BEGIN Data for the task
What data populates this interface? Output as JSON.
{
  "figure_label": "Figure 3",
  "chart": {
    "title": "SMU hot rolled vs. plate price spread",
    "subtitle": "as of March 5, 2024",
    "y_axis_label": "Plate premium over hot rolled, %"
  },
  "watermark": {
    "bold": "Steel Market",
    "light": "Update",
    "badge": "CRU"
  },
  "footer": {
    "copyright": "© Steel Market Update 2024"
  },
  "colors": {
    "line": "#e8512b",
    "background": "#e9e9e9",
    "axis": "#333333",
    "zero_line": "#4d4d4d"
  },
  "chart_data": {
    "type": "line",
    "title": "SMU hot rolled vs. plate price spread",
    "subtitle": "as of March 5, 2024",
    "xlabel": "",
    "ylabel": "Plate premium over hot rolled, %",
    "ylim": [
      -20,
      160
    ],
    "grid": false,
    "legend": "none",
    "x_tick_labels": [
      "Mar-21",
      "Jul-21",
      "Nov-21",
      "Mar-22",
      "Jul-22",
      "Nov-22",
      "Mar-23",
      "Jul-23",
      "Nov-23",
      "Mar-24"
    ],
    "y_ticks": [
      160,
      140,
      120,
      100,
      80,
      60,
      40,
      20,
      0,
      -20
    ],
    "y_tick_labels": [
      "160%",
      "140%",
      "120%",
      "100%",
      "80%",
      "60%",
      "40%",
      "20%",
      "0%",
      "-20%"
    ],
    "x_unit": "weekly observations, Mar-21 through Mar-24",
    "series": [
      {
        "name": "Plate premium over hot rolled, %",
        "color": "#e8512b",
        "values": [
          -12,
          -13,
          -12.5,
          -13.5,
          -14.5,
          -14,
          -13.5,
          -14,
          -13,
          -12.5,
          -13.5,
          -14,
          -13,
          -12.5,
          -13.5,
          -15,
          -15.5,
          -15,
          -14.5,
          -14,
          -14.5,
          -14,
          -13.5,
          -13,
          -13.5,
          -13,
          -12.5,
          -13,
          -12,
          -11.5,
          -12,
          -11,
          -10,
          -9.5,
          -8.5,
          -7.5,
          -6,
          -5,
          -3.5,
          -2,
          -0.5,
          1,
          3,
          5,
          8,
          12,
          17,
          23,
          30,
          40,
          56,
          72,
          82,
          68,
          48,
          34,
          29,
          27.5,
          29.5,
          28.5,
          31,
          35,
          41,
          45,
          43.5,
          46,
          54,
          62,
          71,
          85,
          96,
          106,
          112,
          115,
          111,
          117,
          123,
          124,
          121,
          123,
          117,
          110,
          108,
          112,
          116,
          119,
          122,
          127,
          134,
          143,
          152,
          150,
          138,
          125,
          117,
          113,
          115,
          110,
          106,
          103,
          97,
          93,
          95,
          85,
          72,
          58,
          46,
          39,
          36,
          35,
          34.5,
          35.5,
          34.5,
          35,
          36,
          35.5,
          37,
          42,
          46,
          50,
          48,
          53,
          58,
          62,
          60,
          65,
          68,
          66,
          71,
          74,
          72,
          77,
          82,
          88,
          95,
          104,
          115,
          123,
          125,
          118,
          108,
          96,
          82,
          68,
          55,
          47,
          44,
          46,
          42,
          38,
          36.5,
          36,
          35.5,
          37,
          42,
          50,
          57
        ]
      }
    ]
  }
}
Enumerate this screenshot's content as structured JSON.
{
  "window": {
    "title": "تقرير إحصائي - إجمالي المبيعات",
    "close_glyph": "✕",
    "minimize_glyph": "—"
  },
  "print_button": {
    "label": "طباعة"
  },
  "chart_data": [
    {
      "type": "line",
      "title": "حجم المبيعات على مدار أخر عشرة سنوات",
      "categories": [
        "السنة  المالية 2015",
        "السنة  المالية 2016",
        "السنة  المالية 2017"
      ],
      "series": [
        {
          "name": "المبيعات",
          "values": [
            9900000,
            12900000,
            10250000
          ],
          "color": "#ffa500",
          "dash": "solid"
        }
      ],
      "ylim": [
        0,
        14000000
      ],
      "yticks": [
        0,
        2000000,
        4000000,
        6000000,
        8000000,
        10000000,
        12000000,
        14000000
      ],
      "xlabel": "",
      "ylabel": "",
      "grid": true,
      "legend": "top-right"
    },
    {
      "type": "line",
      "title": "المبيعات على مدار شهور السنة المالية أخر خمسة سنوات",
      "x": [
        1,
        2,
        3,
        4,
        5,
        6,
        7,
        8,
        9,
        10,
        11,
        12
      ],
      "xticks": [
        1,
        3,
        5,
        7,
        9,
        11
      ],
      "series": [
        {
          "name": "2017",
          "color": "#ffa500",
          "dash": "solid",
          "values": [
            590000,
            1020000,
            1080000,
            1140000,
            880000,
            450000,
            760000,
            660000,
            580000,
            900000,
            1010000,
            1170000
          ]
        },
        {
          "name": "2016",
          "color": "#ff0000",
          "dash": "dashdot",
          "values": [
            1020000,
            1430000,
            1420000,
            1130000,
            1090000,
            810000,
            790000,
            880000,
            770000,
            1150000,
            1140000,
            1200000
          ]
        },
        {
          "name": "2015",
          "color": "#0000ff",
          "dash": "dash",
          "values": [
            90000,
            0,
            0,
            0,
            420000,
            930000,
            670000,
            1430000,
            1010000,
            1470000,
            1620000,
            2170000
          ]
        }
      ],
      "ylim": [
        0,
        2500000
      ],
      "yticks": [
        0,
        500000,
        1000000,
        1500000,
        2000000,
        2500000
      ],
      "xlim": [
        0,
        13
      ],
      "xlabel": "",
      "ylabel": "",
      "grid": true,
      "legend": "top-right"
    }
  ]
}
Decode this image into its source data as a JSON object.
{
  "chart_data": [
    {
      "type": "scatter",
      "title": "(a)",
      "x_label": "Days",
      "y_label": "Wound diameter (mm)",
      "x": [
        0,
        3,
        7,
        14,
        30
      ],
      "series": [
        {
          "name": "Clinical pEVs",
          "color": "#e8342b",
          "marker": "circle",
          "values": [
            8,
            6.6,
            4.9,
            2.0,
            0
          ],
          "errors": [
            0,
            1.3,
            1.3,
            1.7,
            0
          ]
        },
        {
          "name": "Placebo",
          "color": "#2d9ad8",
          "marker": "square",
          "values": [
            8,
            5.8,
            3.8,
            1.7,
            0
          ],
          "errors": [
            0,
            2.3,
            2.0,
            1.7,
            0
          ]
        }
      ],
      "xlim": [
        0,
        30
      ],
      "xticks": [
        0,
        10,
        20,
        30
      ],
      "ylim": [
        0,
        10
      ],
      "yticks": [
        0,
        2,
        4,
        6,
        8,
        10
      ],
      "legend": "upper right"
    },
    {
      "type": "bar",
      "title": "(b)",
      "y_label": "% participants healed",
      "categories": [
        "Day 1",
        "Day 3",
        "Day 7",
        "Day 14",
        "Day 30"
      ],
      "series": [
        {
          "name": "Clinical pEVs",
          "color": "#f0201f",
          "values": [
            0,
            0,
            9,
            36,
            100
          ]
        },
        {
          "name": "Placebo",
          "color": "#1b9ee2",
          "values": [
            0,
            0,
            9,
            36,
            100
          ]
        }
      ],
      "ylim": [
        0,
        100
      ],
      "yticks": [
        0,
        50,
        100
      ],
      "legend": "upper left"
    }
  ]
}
END Data for the task
**Written request:** Collect each line above holding the string "legend".

**Problem solution:**
    "legend": "none",
      "legend": "top-right"
      "legend": "top-right"
      "legend": "upper right"
      "legend": "upper left"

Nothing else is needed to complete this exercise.